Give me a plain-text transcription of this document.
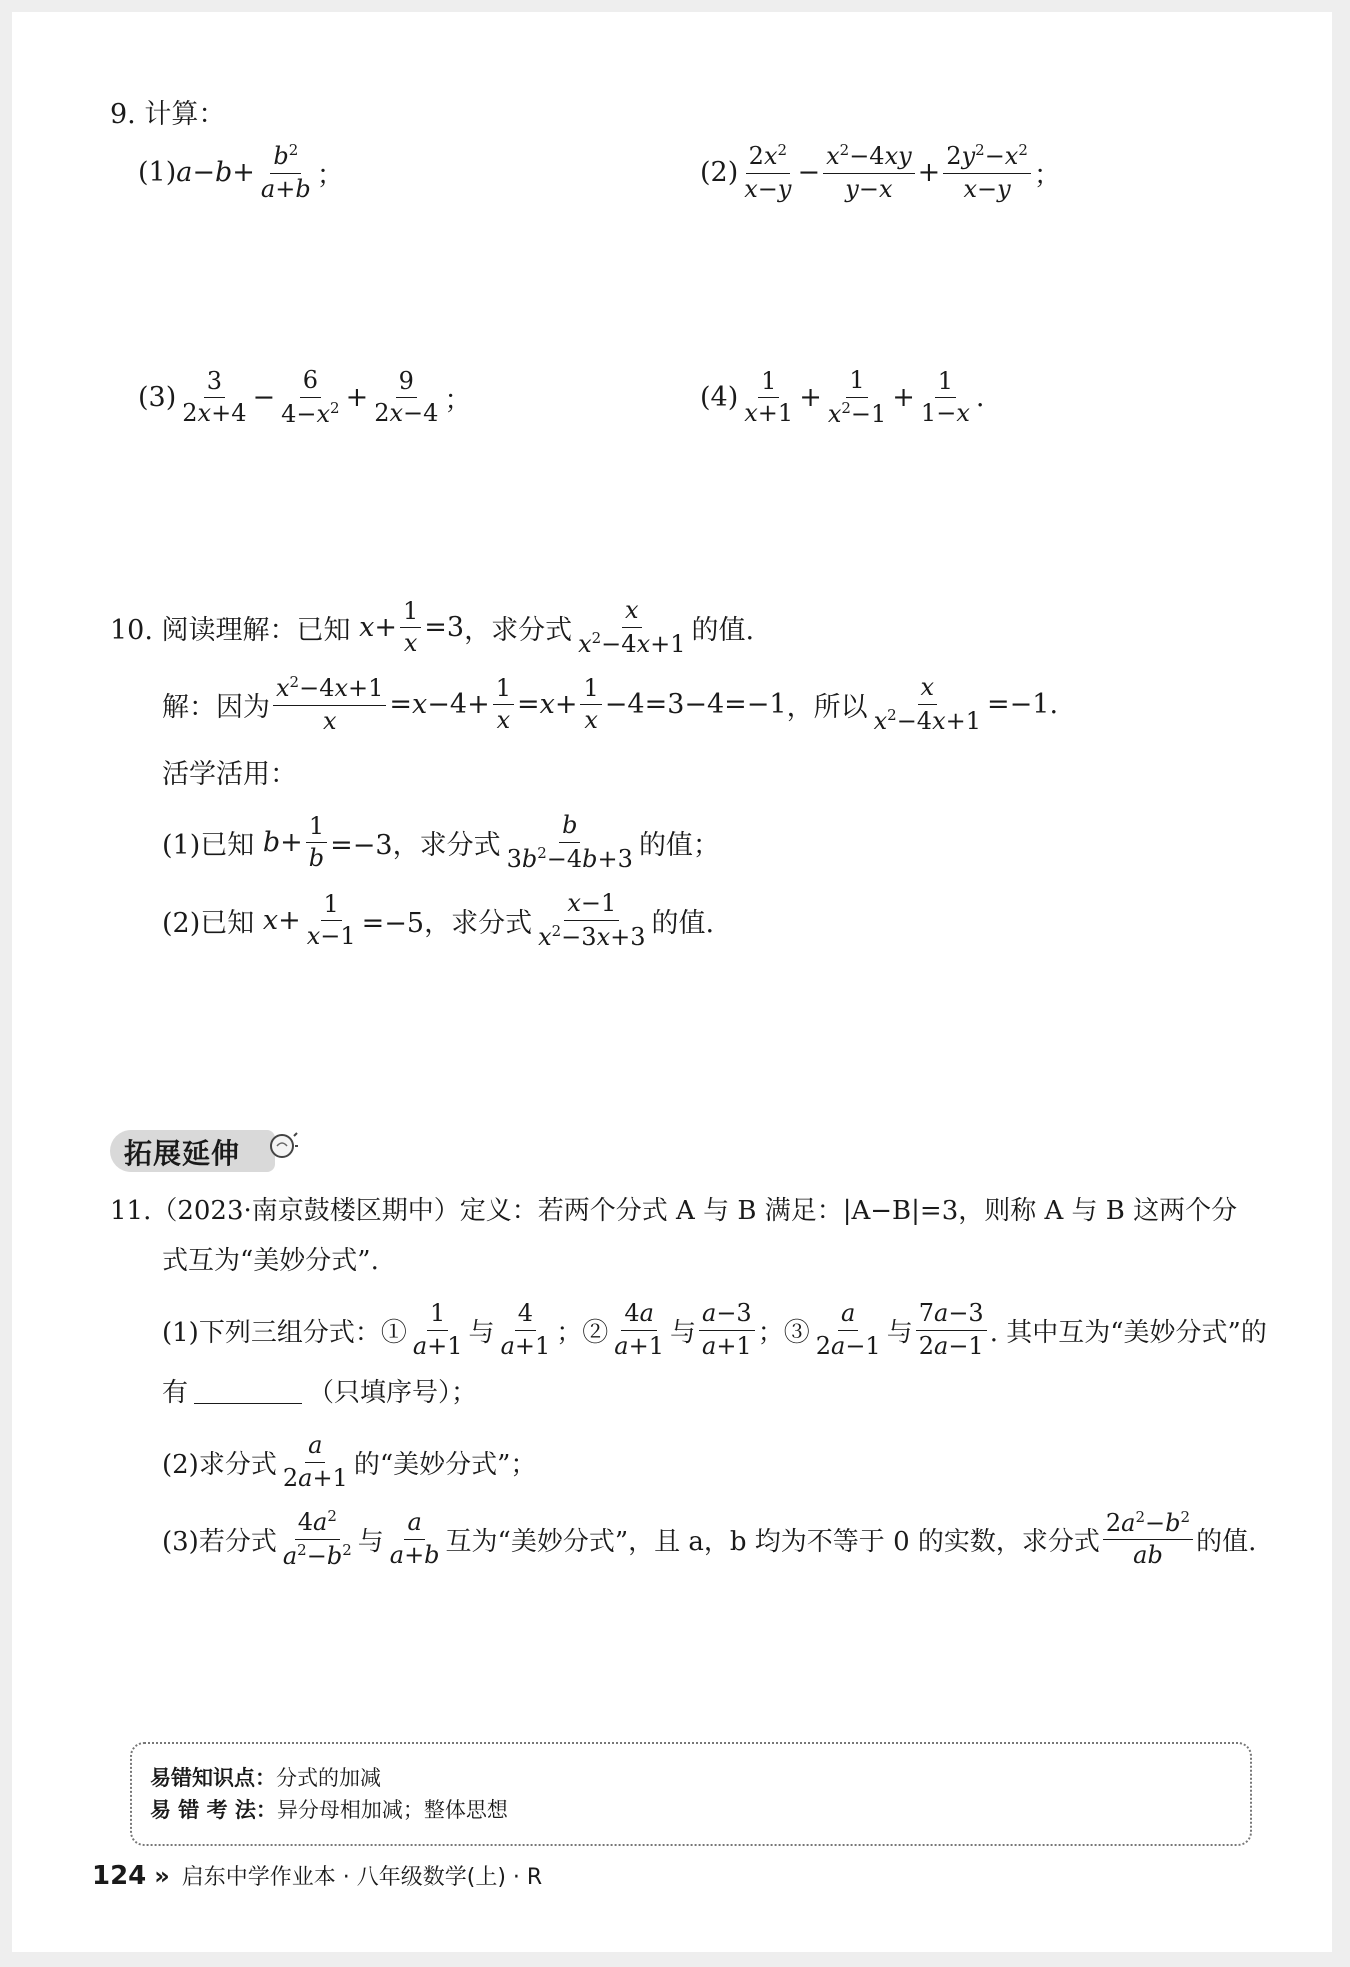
9. 计算：
(1) $a-b+ \frac{b^2}{a+b}$ ；	$(2) \frac{2x^2}{x-y} - \frac{x^2-4xy}{y-x} + \frac{2y^2-x^2}{x-y}$ ；
$(3) \frac{3}{2x+4} - \frac{6}{4-x^2} + \frac{9}{2x-4}$ ；	$(4) \frac{1}{x+1} + \frac{1}{x^2-1} + \frac{1}{1-x}$ .
10. 阅读理解：已知 $x+ \frac{1}{x} =3$ ，求分式 $\frac{x}{x^2-4x+1}$ 的值.
解：因为 $\frac{x^2-4x+1}{x} =x-4+ \frac{1}{x} =x+ \frac{1}{x} -4=3-4=-1$ ，所以 $\frac{x}{x^2-4x+1} =-1$.
活学活用：
(1)已知 $b+ \frac{1}{b} =-3$，求分式 $\frac{b}{3b^2-4b+3}$ 的值；
(2)已知 $x+ \frac{1}{x-1} =-5$，求分式 $\frac{x-1}{x^2-3x+3}$ 的值.
拓展延伸
11.（2023·南京鼓楼区期中）定义：若两个分式 A 与 B 满足：|A−B|=3，则称 A 与 B 这两个分
式互为“美妙分式”.
(1)下列三组分式：① $\frac{1}{a+1}$ 与 $\frac{4}{a+1}$ ；② $\frac{4a}{a+1}$ 与 $\frac{a-3}{a+1}$ ；③ $\frac{a}{2a-1}$ 与 $\frac{7a-3}{2a-1}$ . 其中互为“美妙分式”的
有	（只填序号）；
(2)求分式 $\frac{a}{2a+1}$ 的“美妙分式”；
(3)若分式 $\frac{4a^2}{a^2-b^2}$ 与 $\frac{a}{a+b}$ 互为“美妙分式”，且 a，b 均为不等于 0 的实数，求分式 $\frac{2a^2-b^2}{ab}$ 的值.
易错知识点：分式的加减
易 错 考 法：异分母相加减；整体思想
124 » 启东中学作业本 · 八年级数学(上) · R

### What is asked
Quote everything in the listing above exactly; pictures are the only thing to omit.

### Solution to this exercise
Give me a plain-text transcription of this document.
9. 计算：
(1) $a-b+ \frac{b^2}{a+b}$ ；	$(2) \frac{2x^2}{x-y} - \frac{x^2-4xy}{y-x} + \frac{2y^2-x^2}{x-y}$ ；
$(3) \frac{3}{2x+4} - \frac{6}{4-x^2} + \frac{9}{2x-4}$ ；	$(4) \frac{1}{x+1} + \frac{1}{x^2-1} + \frac{1}{1-x}$ .
10. 阅读理解：已知 $x+ \frac{1}{x} =3$ ，求分式 $\frac{x}{x^2-4x+1}$ 的值.
解：因为 $\frac{x^2-4x+1}{x} =x-4+ \frac{1}{x} =x+ \frac{1}{x} -4=3-4=-1$ ，所以 $\frac{x}{x^2-4x+1} =-1$.
活学活用：
(1)已知 $b+ \frac{1}{b} =-3$，求分式 $\frac{b}{3b^2-4b+3}$ 的值；
(2)已知 $x+ \frac{1}{x-1} =-5$，求分式 $\frac{x-1}{x^2-3x+3}$ 的值.
拓展延伸
11.（2023·南京鼓楼区期中）定义：若两个分式 A 与 B 满足：|A−B|=3，则称 A 与 B 这两个分
式互为“美妙分式”.
(1)下列三组分式：① $\frac{1}{a+1}$ 与 $\frac{4}{a+1}$ ；② $\frac{4a}{a+1}$ 与 $\frac{a-3}{a+1}$ ；③ $\frac{a}{2a-1}$ 与 $\frac{7a-3}{2a-1}$ . 其中互为“美妙分式”的
有	（只填序号）；
(2)求分式 $\frac{a}{2a+1}$ 的“美妙分式”；
(3)若分式 $\frac{4a^2}{a^2-b^2}$ 与 $\frac{a}{a+b}$ 互为“美妙分式”，且 a，b 均为不等于 0 的实数，求分式 $\frac{2a^2-b^2}{ab}$ 的值.
易错知识点：分式的加减
易 错 考 法：异分母相加减；整体思想
124 » 启东中学作业本 · 八年级数学(上) · R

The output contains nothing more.